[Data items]
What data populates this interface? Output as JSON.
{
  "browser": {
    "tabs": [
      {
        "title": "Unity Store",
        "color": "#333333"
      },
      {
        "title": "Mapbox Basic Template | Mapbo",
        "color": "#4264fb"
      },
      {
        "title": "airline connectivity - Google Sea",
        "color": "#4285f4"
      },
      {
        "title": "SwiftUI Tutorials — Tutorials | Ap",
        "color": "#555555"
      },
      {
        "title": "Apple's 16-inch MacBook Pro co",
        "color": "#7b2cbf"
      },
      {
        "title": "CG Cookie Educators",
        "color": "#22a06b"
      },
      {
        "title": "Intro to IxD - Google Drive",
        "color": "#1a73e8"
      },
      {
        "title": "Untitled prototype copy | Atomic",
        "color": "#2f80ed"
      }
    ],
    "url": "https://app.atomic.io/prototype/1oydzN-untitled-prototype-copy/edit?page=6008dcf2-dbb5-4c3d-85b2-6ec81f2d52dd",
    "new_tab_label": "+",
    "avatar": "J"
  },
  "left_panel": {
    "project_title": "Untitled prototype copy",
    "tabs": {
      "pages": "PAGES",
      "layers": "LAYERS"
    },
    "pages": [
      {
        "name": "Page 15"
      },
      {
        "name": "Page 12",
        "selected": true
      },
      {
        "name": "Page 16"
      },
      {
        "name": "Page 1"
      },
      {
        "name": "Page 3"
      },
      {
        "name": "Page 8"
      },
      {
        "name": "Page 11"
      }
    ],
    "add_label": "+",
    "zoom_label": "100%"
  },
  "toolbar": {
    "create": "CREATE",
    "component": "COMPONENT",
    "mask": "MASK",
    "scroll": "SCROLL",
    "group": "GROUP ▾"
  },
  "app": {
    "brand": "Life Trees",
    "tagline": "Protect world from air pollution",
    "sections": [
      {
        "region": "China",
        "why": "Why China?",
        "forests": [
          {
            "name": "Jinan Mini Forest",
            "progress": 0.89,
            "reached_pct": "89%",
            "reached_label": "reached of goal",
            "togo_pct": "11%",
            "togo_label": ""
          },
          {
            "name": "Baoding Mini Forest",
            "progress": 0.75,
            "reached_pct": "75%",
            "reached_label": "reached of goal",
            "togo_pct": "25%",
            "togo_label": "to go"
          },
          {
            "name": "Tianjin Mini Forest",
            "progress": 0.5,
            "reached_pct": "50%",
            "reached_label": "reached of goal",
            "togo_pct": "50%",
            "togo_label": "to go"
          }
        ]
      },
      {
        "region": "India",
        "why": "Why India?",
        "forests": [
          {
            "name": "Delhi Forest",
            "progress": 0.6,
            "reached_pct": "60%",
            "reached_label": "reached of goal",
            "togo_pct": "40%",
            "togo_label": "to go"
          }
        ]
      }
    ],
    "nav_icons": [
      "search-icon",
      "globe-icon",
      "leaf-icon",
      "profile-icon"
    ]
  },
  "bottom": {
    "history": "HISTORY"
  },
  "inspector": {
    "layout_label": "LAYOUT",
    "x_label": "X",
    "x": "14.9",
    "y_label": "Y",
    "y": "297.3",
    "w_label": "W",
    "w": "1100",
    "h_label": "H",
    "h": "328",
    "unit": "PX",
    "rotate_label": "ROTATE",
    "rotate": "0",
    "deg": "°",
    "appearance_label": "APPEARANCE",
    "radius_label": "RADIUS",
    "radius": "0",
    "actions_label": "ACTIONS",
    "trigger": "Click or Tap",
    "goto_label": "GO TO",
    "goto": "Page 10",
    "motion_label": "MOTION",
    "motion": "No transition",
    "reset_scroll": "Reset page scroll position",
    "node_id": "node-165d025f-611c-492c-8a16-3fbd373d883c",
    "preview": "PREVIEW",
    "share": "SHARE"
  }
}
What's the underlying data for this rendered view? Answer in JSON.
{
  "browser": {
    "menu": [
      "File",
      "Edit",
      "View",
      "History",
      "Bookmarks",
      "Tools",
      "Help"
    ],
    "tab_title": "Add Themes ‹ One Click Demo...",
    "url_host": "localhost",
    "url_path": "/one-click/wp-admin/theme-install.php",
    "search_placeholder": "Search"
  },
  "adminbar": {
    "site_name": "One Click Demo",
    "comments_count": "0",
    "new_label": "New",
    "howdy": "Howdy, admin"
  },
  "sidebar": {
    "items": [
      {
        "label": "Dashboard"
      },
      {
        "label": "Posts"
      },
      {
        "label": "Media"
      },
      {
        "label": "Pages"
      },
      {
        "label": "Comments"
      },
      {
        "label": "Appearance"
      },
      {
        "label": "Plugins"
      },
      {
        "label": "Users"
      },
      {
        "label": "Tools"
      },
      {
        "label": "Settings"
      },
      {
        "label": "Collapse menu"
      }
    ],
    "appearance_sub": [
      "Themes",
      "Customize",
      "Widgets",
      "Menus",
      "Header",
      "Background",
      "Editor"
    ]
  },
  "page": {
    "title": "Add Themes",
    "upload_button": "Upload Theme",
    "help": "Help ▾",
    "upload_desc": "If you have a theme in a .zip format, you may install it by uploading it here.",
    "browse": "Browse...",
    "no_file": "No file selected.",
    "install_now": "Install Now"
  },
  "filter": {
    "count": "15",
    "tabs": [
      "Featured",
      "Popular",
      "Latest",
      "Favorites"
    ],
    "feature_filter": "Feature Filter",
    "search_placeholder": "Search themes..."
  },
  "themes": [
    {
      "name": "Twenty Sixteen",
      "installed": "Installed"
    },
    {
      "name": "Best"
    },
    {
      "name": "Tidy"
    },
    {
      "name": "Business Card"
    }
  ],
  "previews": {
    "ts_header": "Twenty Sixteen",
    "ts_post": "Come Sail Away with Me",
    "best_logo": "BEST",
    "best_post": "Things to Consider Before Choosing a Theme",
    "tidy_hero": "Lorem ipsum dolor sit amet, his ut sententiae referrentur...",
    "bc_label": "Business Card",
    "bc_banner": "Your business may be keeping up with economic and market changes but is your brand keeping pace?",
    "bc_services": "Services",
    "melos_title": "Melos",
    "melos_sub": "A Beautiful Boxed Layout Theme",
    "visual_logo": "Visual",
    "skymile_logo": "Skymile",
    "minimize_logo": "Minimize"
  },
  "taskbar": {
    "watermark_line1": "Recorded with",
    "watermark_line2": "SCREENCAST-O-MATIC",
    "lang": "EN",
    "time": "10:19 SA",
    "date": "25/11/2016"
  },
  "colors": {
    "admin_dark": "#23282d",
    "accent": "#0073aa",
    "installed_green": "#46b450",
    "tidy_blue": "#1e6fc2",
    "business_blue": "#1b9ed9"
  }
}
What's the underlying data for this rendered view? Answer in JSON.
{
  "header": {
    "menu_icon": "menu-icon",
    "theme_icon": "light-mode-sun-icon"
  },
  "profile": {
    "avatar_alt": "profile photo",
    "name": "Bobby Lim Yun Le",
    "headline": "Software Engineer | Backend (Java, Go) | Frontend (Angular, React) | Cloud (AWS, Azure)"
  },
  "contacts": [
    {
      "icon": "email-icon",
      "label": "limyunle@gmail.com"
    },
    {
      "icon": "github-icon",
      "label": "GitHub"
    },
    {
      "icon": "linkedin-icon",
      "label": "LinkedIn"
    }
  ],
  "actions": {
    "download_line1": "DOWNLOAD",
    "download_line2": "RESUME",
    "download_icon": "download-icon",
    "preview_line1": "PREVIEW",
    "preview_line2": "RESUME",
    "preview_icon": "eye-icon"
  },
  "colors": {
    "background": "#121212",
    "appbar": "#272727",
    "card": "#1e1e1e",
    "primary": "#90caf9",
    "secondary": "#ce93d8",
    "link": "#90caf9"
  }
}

* **EXERCISE REQUIREMENTS**:
Pick out the lines that contain "Sixteen" and copy them.

* **RESULT**:
      "name": "Twenty Sixteen",
    "ts_header": "Twenty Sixteen",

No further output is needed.